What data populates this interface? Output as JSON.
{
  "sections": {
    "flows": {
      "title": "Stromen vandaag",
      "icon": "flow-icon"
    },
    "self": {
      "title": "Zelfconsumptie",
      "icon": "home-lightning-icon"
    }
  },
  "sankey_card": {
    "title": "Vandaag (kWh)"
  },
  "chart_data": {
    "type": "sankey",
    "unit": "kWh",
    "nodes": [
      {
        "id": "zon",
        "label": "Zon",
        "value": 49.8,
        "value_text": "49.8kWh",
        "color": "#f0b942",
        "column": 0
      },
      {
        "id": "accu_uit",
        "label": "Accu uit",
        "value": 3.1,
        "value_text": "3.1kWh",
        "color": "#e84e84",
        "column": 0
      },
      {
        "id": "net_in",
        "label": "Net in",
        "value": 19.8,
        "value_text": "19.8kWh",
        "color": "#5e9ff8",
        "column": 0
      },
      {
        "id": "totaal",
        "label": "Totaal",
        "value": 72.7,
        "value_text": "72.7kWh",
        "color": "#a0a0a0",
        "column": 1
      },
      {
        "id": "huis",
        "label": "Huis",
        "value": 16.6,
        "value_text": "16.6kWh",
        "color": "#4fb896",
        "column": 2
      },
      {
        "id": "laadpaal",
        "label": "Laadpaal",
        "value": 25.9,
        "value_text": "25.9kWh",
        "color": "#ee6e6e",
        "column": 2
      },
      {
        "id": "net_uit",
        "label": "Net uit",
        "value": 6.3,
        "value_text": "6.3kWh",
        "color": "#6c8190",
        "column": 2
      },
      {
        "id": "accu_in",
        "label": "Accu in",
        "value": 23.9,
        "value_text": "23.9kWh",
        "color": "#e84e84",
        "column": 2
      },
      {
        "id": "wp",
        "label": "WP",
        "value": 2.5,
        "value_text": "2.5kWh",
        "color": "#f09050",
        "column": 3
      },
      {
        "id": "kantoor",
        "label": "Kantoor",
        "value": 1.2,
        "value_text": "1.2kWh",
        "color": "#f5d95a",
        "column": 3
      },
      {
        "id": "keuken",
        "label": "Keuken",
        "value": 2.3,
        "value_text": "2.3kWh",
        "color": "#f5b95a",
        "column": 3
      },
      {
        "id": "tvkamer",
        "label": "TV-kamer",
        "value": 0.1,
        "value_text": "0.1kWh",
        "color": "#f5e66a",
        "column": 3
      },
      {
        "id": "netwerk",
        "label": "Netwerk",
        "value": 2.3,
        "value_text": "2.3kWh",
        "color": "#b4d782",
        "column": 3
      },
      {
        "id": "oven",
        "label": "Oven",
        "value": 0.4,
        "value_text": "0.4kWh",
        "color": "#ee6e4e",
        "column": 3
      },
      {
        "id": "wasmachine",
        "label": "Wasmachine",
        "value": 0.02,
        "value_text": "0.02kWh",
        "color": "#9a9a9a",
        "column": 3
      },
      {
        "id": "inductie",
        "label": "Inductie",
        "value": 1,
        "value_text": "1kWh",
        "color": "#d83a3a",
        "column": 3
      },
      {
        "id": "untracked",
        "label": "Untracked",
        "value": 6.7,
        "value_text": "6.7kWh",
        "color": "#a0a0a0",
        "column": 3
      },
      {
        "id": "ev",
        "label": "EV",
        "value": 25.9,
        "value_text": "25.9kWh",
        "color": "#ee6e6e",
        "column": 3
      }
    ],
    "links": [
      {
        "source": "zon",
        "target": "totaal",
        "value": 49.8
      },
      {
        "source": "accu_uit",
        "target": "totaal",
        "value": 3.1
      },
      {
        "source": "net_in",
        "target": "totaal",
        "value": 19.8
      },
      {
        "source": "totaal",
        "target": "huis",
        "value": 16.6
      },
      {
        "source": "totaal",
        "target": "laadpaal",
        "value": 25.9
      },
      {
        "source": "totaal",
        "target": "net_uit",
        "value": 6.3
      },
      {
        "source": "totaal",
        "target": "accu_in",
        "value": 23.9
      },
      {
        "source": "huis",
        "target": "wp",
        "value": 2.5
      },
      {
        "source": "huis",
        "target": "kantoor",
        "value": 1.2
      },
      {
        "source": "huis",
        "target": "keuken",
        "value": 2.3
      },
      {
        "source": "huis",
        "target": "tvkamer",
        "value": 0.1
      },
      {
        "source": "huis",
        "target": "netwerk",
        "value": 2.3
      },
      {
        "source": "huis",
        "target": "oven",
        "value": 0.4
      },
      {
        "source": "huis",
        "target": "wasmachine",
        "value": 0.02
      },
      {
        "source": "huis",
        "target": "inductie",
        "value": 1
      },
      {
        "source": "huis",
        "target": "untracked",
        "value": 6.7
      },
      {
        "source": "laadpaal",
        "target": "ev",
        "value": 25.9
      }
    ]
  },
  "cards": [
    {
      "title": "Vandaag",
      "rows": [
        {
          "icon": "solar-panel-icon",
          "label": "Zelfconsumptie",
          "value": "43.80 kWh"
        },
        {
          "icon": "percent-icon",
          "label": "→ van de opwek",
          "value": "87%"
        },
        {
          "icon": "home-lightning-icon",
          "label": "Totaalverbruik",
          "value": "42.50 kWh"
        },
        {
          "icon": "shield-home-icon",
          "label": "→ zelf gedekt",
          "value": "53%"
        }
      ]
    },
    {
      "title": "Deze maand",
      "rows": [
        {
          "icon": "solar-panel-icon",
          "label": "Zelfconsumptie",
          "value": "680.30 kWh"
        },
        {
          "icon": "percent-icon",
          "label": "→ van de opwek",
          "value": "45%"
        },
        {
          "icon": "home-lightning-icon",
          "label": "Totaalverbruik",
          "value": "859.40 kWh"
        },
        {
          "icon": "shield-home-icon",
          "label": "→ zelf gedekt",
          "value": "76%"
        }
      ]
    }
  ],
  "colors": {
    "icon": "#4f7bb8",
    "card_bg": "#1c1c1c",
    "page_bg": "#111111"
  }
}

⁂

TO DO:
The records above should be returned exactly.

EXPECTED ANSWER:
What data populates this interface? Output as JSON.
{
  "sections": {
    "flows": {
      "title": "Stromen vandaag",
      "icon": "flow-icon"
    },
    "self": {
      "title": "Zelfconsumptie",
      "icon": "home-lightning-icon"
    }
  },
  "sankey_card": {
    "title": "Vandaag (kWh)"
  },
  "chart_data": {
    "type": "sankey",
    "unit": "kWh",
    "nodes": [
      {
        "id": "zon",
        "label": "Zon",
        "value": 49.8,
        "value_text": "49.8kWh",
        "color": "#f0b942",
        "column": 0
      },
      {
        "id": "accu_uit",
        "label": "Accu uit",
        "value": 3.1,
        "value_text": "3.1kWh",
        "color": "#e84e84",
        "column": 0
      },
      {
        "id": "net_in",
        "label": "Net in",
        "value": 19.8,
        "value_text": "19.8kWh",
        "color": "#5e9ff8",
        "column": 0
      },
      {
        "id": "totaal",
        "label": "Totaal",
        "value": 72.7,
        "value_text": "72.7kWh",
        "color": "#a0a0a0",
        "column": 1
      },
      {
        "id": "huis",
        "label": "Huis",
        "value": 16.6,
        "value_text": "16.6kWh",
        "color": "#4fb896",
        "column": 2
      },
      {
        "id": "laadpaal",
        "label": "Laadpaal",
        "value": 25.9,
        "value_text": "25.9kWh",
        "color": "#ee6e6e",
        "column": 2
      },
      {
        "id": "net_uit",
        "label": "Net uit",
        "value": 6.3,
        "value_text": "6.3kWh",
        "color": "#6c8190",
        "column": 2
      },
      {
        "id": "accu_in",
        "label": "Accu in",
        "value": 23.9,
        "value_text": "23.9kWh",
        "color": "#e84e84",
        "column": 2
      },
      {
        "id": "wp",
        "label": "WP",
        "value": 2.5,
        "value_text": "2.5kWh",
        "color": "#f09050",
        "column": 3
      },
      {
        "id": "kantoor",
        "label": "Kantoor",
        "value": 1.2,
        "value_text": "1.2kWh",
        "color": "#f5d95a",
        "column": 3
      },
      {
        "id": "keuken",
        "label": "Keuken",
        "value": 2.3,
        "value_text": "2.3kWh",
        "color": "#f5b95a",
        "column": 3
      },
      {
        "id": "tvkamer",
        "label": "TV-kamer",
        "value": 0.1,
        "value_text": "0.1kWh",
        "color": "#f5e66a",
        "column": 3
      },
      {
        "id": "netwerk",
        "label": "Netwerk",
        "value": 2.3,
        "value_text": "2.3kWh",
        "color": "#b4d782",
        "column": 3
      },
      {
        "id": "oven",
        "label": "Oven",
        "value": 0.4,
        "value_text": "0.4kWh",
        "color": "#ee6e4e",
        "column": 3
      },
      {
        "id": "wasmachine",
        "label": "Wasmachine",
        "value": 0.02,
        "value_text": "0.02kWh",
        "color": "#9a9a9a",
        "column": 3
      },
      {
        "id": "inductie",
        "label": "Inductie",
        "value": 1,
        "value_text": "1kWh",
        "color": "#d83a3a",
        "column": 3
      },
      {
        "id": "untracked",
        "label": "Untracked",
        "value": 6.7,
        "value_text": "6.7kWh",
        "color": "#a0a0a0",
        "column": 3
      },
      {
        "id": "ev",
        "label": "EV",
        "value": 25.9,
        "value_text": "25.9kWh",
        "color": "#ee6e6e",
        "column": 3
      }
    ],
    "links": [
      {
        "source": "zon",
        "target": "totaal",
        "value": 49.8
      },
      {
        "source": "accu_uit",
        "target": "totaal",
        "value": 3.1
      },
      {
        "source": "net_in",
        "target": "totaal",
        "value": 19.8
      },
      {
        "source": "totaal",
        "target": "huis",
        "value": 16.6
      },
      {
        "source": "totaal",
        "target": "laadpaal",
        "value": 25.9
      },
      {
        "source": "totaal",
        "target": "net_uit",
        "value": 6.3
      },
      {
        "source": "totaal",
        "target": "accu_in",
        "value": 23.9
      },
      {
        "source": "huis",
        "target": "wp",
        "value": 2.5
      },
      {
        "source": "huis",
        "target": "kantoor",
        "value": 1.2
      },
      {
        "source": "huis",
        "target": "keuken",
        "value": 2.3
      },
      {
        "source": "huis",
        "target": "tvkamer",
        "value": 0.1
      },
      {
        "source": "huis",
        "target": "netwerk",
        "value": 2.3
      },
      {
        "source": "huis",
        "target": "oven",
        "value": 0.4
      },
      {
        "source": "huis",
        "target": "wasmachine",
        "value": 0.02
      },
      {
        "source": "huis",
        "target": "inductie",
        "value": 1
      },
      {
        "source": "huis",
        "target": "untracked",
        "value": 6.7
      },
      {
        "source": "laadpaal",
        "target": "ev",
        "value": 25.9
      }
    ]
  },
  "cards": [
    {
      "title": "Vandaag",
      "rows": [
        {
          "icon": "solar-panel-icon",
          "label": "Zelfconsumptie",
          "value": "43.80 kWh"
        },
        {
          "icon": "percent-icon",
          "label": "→ van de opwek",
          "value": "87%"
        },
        {
          "icon": "home-lightning-icon",
          "label": "Totaalverbruik",
          "value": "42.50 kWh"
        },
        {
          "icon": "shield-home-icon",
          "label": "→ zelf gedekt",
          "value": "53%"
        }
      ]
    },
    {
      "title": "Deze maand",
      "rows": [
        {
          "icon": "solar-panel-icon",
          "label": "Zelfconsumptie",
          "value": "680.30 kWh"
        },
        {
          "icon": "percent-icon",
          "label": "→ van de opwek",
          "value": "45%"
        },
        {
          "icon": "home-lightning-icon",
          "label": "Totaalverbruik",
          "value": "859.40 kWh"
        },
        {
          "icon": "shield-home-icon",
          "label": "→ zelf gedekt",
          "value": "76%"
        }
      ]
    }
  ],
  "colors": {
    "icon": "#4f7bb8",
    "card_bg": "#1c1c1c",
    "page_bg": "#111111"
  }
}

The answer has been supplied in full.